Texte de l'exercice:
════════

Si l’Iran reste signataire de cet accord aujourd’hui, Téhéran rompt peu à peu ses engagements depuis trois ans, comme le constate l’Agence internationale de l’énergie atomique (AIEA). Celle-ci est chargée d’inspecter les usines iraniennes d’enrichissement d’uranium déclarées par l’Iran : “une usine en surface et une plus grande, souterraine, dans son complexe de Natanz, ainsi qu’une autre enterrée dans une montagne à Fordo”, détaille l’agence de presse Reuters. Selon la degré d’énergie nucléaire que l’on souhaite produire, le minerai d’uranium doit contenir un pourcentage plus ou moins élevé d’un atome particulier : l’uranium 235. En vérifiant ces installations, l’AIEA s’assure donc que ce taux d’enrichissement reste assez bas pour empêcher la production d’une bombe nucléaire.
Bien que l’agence soit limitée dans ses capacités d’inspection depuis 2018, son dernier rapport trimestriel de juin est sans appel : l’Iran est le seul Etat non doté d’armes nucléaires à enrichir de l’uranium jusqu’au niveau élevé de 60 %. Un taux bien au-dessus des 3 à 5 % nécessaires pour le nucléaire civil, et de plus en plus proche des 90 % obligatoires pour une application militaire. C’est ce niveau qui, selon Antony Blinken vendredi, pourrait être atteint par l’Iran en “une ou deux semaines”.

════════

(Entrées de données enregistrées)
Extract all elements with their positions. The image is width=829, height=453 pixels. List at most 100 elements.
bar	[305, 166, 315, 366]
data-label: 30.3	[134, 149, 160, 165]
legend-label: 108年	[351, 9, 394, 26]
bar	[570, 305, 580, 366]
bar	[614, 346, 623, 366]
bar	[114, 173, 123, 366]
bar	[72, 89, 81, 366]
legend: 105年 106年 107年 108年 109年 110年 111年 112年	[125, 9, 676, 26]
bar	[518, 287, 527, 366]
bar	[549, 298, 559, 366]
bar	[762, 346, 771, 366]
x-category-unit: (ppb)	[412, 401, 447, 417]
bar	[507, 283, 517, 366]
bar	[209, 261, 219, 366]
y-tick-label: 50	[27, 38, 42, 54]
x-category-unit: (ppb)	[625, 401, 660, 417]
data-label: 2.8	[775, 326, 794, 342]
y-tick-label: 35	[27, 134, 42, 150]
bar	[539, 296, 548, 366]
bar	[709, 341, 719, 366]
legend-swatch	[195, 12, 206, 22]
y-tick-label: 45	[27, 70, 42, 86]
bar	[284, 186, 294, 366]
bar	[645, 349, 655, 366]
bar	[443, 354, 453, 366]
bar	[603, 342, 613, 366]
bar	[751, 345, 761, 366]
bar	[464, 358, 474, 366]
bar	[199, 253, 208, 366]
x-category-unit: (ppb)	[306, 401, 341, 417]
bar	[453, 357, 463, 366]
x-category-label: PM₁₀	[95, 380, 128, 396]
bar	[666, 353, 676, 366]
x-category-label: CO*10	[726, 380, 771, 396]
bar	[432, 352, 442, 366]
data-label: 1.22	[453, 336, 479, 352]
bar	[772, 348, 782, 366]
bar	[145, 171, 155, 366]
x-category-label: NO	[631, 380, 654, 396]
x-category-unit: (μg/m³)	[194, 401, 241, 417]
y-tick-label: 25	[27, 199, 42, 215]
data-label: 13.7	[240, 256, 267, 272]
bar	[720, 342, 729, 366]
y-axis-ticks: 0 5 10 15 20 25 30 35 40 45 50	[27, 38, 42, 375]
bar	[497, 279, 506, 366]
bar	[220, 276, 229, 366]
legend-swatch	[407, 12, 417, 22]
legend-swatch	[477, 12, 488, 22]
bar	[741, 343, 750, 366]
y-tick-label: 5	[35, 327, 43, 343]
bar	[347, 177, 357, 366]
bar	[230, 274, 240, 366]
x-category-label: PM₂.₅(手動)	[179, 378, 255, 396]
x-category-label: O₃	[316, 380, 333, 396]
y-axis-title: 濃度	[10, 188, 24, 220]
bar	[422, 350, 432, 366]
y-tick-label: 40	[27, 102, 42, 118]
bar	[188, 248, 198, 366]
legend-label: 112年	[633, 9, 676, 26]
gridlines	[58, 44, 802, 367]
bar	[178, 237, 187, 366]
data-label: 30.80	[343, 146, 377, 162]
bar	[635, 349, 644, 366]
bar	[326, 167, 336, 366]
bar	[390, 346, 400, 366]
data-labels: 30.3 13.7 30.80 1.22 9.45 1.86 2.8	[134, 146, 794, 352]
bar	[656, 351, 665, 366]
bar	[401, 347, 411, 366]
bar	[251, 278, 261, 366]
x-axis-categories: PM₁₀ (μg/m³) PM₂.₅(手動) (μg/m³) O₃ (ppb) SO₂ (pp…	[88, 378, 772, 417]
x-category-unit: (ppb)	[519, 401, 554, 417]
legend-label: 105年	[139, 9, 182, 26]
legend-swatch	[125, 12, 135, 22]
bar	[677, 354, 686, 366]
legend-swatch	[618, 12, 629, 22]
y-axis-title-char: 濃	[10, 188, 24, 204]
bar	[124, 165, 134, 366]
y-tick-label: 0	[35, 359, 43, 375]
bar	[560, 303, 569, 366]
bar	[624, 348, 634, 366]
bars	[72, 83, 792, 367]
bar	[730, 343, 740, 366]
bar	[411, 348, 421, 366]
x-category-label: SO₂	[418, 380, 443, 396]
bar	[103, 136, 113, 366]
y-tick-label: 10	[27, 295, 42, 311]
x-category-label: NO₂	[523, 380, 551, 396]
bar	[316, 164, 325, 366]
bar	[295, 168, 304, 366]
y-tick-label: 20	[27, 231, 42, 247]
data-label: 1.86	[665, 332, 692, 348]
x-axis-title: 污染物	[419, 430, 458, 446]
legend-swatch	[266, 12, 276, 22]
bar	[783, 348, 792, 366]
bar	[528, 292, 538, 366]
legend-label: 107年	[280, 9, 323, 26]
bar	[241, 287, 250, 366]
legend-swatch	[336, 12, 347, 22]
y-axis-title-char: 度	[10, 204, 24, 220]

════════

À faire:
A - Énumérez toutes les usines d'enrichissement d'uranium déclarées par l'Iran qu'indique le texte sur le programme nucléaire iranien, avec leur emplacement.
B - Rédigez la suite du texte sur le programme nucléaire iranien en partant de sa dernière phrase.

Corrigé de l'exercice:
A -
- une usine en surface, dans le complexe de Natanz
- une usine plus grande, souterraine, dans le complexe de Natanz
- une usine enterrée dans une montagne à Fordo

B -
Des capacités pour deux bombes nucléaires
Par ailleurs, l’Iran semble accélérer la cadence. En juin, Téhéran a informé l’agence de l’ONU que le pays allait installer davantage de centrifugeuses dédiées à l’enrichissement sur ses sites de Natanz et de Fordow. Et ce, tout en continuant d’accumuler des stocks de cet uranium enrichi. Dans ce même rapport, l’AIEA estimait qu’à “la date du 11 mai 2024, le stock total d’uranium enrichi de l’Iran s’élevait à 6 201,3 kilos”, bien au-dessus du plafond de 202,8 kilos fixé par l’accord de 2015. Dès lors, l’AIEA estime que la République islamique disposerait désormais de suffisamment de matière “pour deux armes nucléaires, selon la définition théorique de l’Agence”, note Reuters.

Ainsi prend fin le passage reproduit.